**WHAT YOU HAVE TO DO**
Every entry must be repeated exactly. Exclude all pictures.
• • •
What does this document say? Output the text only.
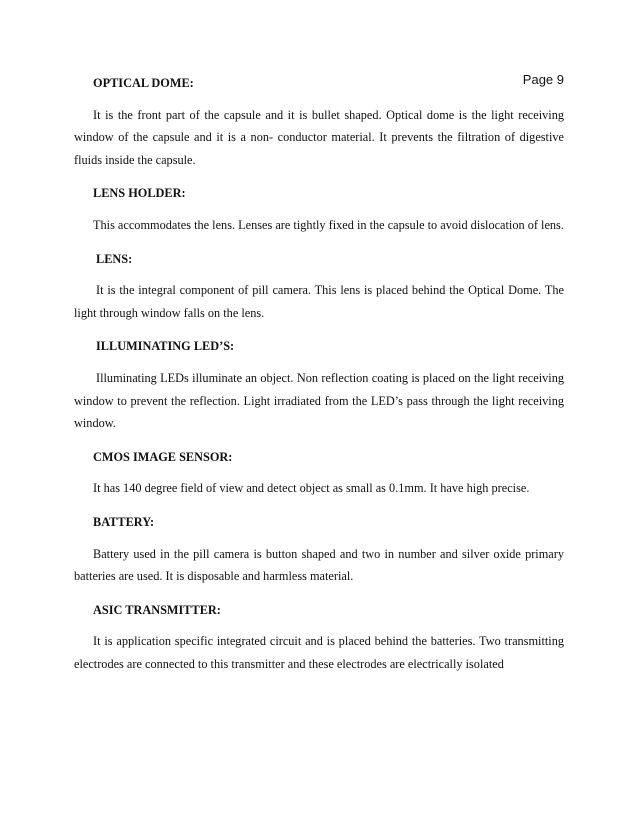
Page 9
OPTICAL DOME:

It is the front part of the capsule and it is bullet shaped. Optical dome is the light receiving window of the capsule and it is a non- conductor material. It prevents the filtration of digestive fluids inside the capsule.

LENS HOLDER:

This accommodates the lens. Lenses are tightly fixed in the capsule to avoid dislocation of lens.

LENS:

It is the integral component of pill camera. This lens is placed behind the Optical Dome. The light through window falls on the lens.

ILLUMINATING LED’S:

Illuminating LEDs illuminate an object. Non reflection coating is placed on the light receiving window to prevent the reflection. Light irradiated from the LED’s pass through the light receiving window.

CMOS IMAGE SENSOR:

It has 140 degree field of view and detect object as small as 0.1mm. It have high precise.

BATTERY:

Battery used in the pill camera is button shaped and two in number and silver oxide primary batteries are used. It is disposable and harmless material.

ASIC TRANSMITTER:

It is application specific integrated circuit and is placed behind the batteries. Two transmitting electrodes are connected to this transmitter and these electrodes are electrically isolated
• • •
**CORRECT ANSWER**
What does this document say? Output the text only.
Page 9
OPTICAL DOME:

It is the front part of the capsule and it is bullet shaped. Optical dome is the light receiving window of the capsule and it is a non- conductor material. It prevents the filtration of digestive fluids inside the capsule.

LENS HOLDER:

This accommodates the lens. Lenses are tightly fixed in the capsule to avoid dislocation of lens.

LENS:

It is the integral component of pill camera. This lens is placed behind the Optical Dome. The light through window falls on the lens.

ILLUMINATING LED’S:

Illuminating LEDs illuminate an object. Non reflection coating is placed on the light receiving window to prevent the reflection. Light irradiated from the LED’s pass through the light receiving window.

CMOS IMAGE SENSOR:

It has 140 degree field of view and detect object as small as 0.1mm. It have high precise.

BATTERY:

Battery used in the pill camera is button shaped and two in number and silver oxide primary batteries are used. It is disposable and harmless material.

ASIC TRANSMITTER:

It is application specific integrated circuit and is placed behind the batteries. Two transmitting electrodes are connected to this transmitter and these electrodes are electrically isolated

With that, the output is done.